**** DATA ROWS ****
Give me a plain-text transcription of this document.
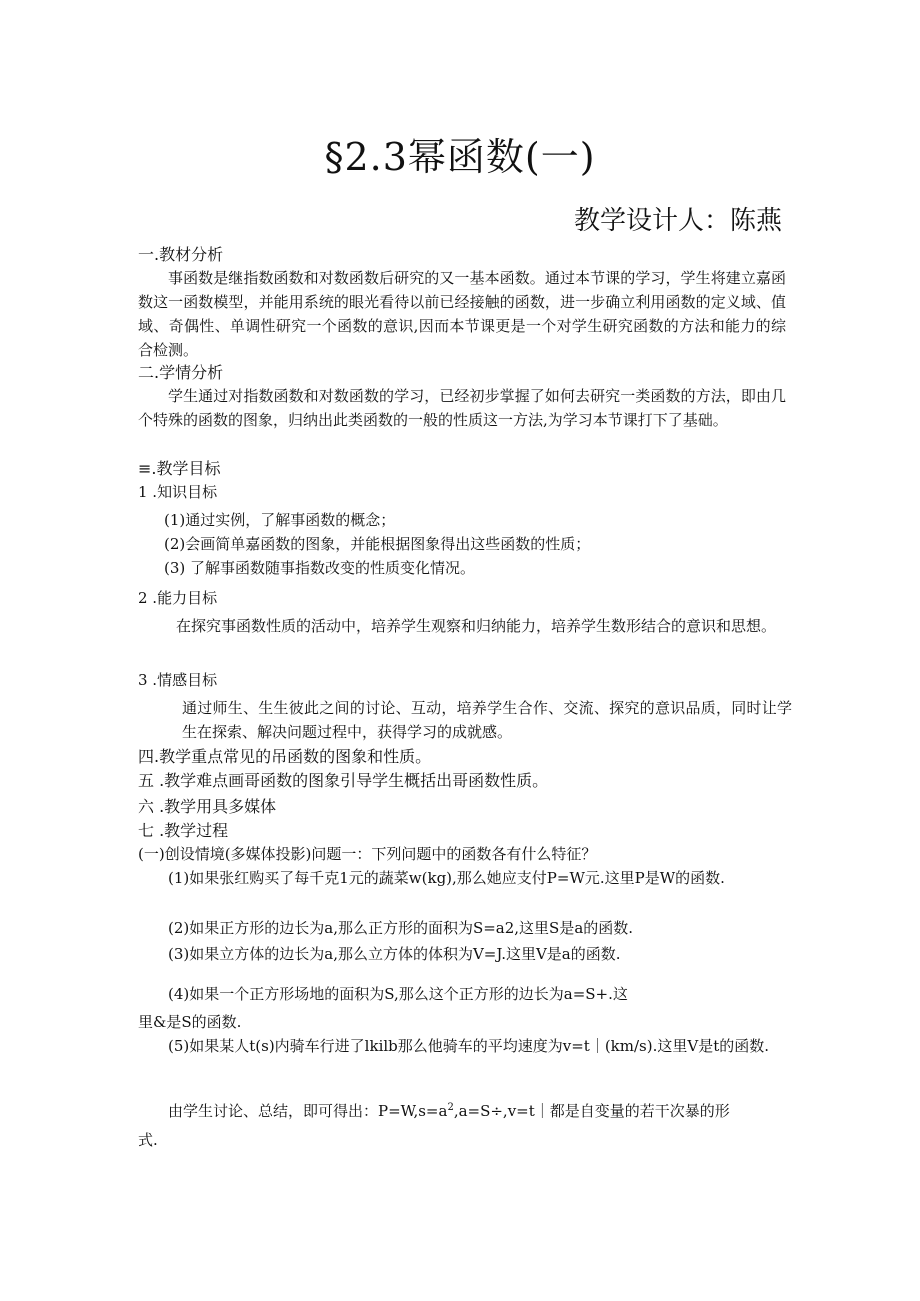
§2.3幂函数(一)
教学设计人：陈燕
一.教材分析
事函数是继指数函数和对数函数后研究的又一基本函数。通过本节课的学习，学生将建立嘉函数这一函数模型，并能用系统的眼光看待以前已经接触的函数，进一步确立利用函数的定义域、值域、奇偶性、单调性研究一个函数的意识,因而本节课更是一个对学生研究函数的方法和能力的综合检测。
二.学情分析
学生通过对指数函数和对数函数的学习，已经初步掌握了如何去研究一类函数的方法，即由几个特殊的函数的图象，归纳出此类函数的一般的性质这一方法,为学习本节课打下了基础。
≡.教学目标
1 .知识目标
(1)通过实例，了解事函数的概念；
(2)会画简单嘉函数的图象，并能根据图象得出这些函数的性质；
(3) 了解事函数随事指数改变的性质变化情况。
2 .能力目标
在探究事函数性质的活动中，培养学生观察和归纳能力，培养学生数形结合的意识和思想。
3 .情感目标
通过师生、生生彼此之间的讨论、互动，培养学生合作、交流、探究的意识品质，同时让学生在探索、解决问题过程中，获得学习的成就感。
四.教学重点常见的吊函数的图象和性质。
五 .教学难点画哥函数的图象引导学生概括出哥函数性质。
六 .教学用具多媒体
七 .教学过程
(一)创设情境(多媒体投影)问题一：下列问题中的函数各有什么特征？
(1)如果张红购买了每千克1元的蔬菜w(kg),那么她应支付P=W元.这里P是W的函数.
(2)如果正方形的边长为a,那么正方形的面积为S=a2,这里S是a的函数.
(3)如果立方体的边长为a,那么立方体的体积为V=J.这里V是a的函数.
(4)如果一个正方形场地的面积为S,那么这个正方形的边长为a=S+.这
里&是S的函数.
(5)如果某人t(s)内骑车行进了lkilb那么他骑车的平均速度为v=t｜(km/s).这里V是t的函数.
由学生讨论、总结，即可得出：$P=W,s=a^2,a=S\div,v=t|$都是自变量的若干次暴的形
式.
****
> **WHAT NEEDS TO BE DONE**: In your copy of the listing above, reproduce each line exactly and omit all pictures.

> **WRITTEN SOLUTION**:
Give me a plain-text transcription of this document.
§2.3幂函数(一)
教学设计人：陈燕
一.教材分析
事函数是继指数函数和对数函数后研究的又一基本函数。通过本节课的学习，学生将建立嘉函数这一函数模型，并能用系统的眼光看待以前已经接触的函数，进一步确立利用函数的定义域、值域、奇偶性、单调性研究一个函数的意识,因而本节课更是一个对学生研究函数的方法和能力的综合检测。
二.学情分析
学生通过对指数函数和对数函数的学习，已经初步掌握了如何去研究一类函数的方法，即由几个特殊的函数的图象，归纳出此类函数的一般的性质这一方法,为学习本节课打下了基础。
≡.教学目标
1 .知识目标
(1)通过实例，了解事函数的概念；
(2)会画简单嘉函数的图象，并能根据图象得出这些函数的性质；
(3) 了解事函数随事指数改变的性质变化情况。
2 .能力目标
在探究事函数性质的活动中，培养学生观察和归纳能力，培养学生数形结合的意识和思想。
3 .情感目标
通过师生、生生彼此之间的讨论、互动，培养学生合作、交流、探究的意识品质，同时让学生在探索、解决问题过程中，获得学习的成就感。
四.教学重点常见的吊函数的图象和性质。
五 .教学难点画哥函数的图象引导学生概括出哥函数性质。
六 .教学用具多媒体
七 .教学过程
(一)创设情境(多媒体投影)问题一：下列问题中的函数各有什么特征？
(1)如果张红购买了每千克1元的蔬菜w(kg),那么她应支付P=W元.这里P是W的函数.
(2)如果正方形的边长为a,那么正方形的面积为S=a2,这里S是a的函数.
(3)如果立方体的边长为a,那么立方体的体积为V=J.这里V是a的函数.
(4)如果一个正方形场地的面积为S,那么这个正方形的边长为a=S+.这
里&是S的函数.
(5)如果某人t(s)内骑车行进了lkilb那么他骑车的平均速度为v=t｜(km/s).这里V是t的函数.
由学生讨论、总结，即可得出：$P=W,s=a^2,a=S\div,v=t|$都是自变量的若干次暴的形
式.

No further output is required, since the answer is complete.